● **Page excerpt**
--- START ---

Reporting
From traffic to unpaid wages, Canadian truckers face real problems. Vaccine mandates are not one of them.
North American popular culture depicts truckers as alpha males, road warriors, all-American bearded white men. You’d be hard-pressed to find a Hollywood movie showcasing a South Asian long-haul trucker, or a country song devoted to the heartaches of the ever-growing immigrant trucking community.
Maybe that’s why it’s difficult to wrap our heads around the fact that 1 in 5 Canadian truckers is South Asian. In Vancouver and Toronto, South Asian truckers account for nearly 50 percent — and that number is poised to increase in the coming years. In the United States, 60 percent of truckers are white, but as America’s shortage of truck drivers deepens — America is short of 80,000 truckers — Indian Americans are making necessary inroads in the industry.
On Jan. 29, hundreds of truckers from across Canada made their way to Ottawa to protest the government’s COVID-19 vaccine mandate, despite the fact that almost 90 percent of truckers in Canada are already vaccinated. The protests have expanded to blockades at busy routes between the United States and Canada, disrupting supply chains of automobile companies.
Despite making up at least 20 percent of the Canadian trucking community, South Asian truckers are a rare sight at the “Freedom Convoy” in the capital. If the protestors’ demands are inclusive and urgent for all truckers, why haven’t the South Asians stepped up?
When I spoke this week to Armaghan Afghan, a 34-year-old Pakistani Canadian truck driver, he was halfway through his 5.5-hour journey from Toronto to Ottawa. But Afghan was not driving to Ottawa to join the protest. “Why would I, or the majority of the trucking industry, join the protesters when we don’t agree with their demands? The rally is for anti-vaxxers and right-wingers,” he said. “And the vast majority of truckers are vaccinated.”
Largely lost in the protests are the Canadian trucking industry’s valid and urgent issues, many of which also hold true for America’s truckers. According to Trucking HR Canada, the country faces a shortage of 20,000 drivers. Less than 3 percent of the industry is made up of women. Millennials aren’t interested in joining the trucking business. Last December the industry got together under the umbrella of the Canadian Trucking Alliance to plan a social media campaign to attract a young and diverse set of workers. Millions of dollars were invested; now it seems that much of that effort has been wasted.
“I wish we were talking about congested highways, road safety, the lack of parking spaces, the small number of border officers, and the dearth of restrooms for truckers,” said Manan Gupta, head of Road Today, a magazine devoted to the South Asian trucking community. “I wish we were talking about how we can pay truckers better, on time, and attract millennials to our industry.” Gupta lamented that instead of talking about how most of the Northern Highways are single-lane roads, or focusing on immigration reforms for South Asian truckers, or discussing vulnerable immigrants who get trapped in extremely abusive working conditions, the protesters in Ottawa are focused on vaccinations, a non-issue in his opinion.

--- END ---

● **Extracted entries**

--- START ---

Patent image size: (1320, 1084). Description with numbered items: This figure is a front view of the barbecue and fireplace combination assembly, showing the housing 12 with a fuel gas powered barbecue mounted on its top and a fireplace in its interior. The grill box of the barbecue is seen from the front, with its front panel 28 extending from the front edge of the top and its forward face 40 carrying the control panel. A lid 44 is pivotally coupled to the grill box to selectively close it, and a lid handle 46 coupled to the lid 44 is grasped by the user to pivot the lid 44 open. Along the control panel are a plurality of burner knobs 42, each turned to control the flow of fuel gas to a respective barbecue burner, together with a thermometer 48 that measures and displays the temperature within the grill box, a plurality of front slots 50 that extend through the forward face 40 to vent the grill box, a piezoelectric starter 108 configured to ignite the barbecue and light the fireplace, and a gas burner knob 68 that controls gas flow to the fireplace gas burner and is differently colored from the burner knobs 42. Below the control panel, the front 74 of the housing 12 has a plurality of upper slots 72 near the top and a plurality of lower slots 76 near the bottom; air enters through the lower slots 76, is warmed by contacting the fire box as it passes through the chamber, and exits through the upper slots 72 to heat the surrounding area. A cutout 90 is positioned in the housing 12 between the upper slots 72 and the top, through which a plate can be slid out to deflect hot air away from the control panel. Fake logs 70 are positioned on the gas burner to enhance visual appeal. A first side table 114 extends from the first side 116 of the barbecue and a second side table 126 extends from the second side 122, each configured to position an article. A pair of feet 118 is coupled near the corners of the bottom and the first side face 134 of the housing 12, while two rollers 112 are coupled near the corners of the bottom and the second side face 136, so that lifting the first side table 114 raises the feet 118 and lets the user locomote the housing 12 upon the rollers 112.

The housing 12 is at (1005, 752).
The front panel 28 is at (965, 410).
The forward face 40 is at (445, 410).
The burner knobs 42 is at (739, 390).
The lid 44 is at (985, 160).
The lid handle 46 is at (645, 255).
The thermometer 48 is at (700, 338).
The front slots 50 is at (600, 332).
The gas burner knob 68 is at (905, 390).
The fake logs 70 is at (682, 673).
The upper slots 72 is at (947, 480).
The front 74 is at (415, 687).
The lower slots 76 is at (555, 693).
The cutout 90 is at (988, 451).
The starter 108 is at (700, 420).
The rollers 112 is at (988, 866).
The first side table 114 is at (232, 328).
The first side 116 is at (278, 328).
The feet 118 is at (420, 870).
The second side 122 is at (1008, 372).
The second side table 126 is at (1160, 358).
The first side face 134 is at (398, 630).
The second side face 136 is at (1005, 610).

--- END ---

● **Problem to solve**
Answer these questions using the article on Canadian truckers.
1. What share of Canadian truckers is South Asian?
2. On what date did hundreds of truckers travel to Ottawa to protest the vaccine mandate?
3. How many drivers is Canada short, according to Trucking HR Canada?
The rows are not needed for this work.

● **The answer**
1. One in five.
2. Jan. 29.
3. 20,000 drivers.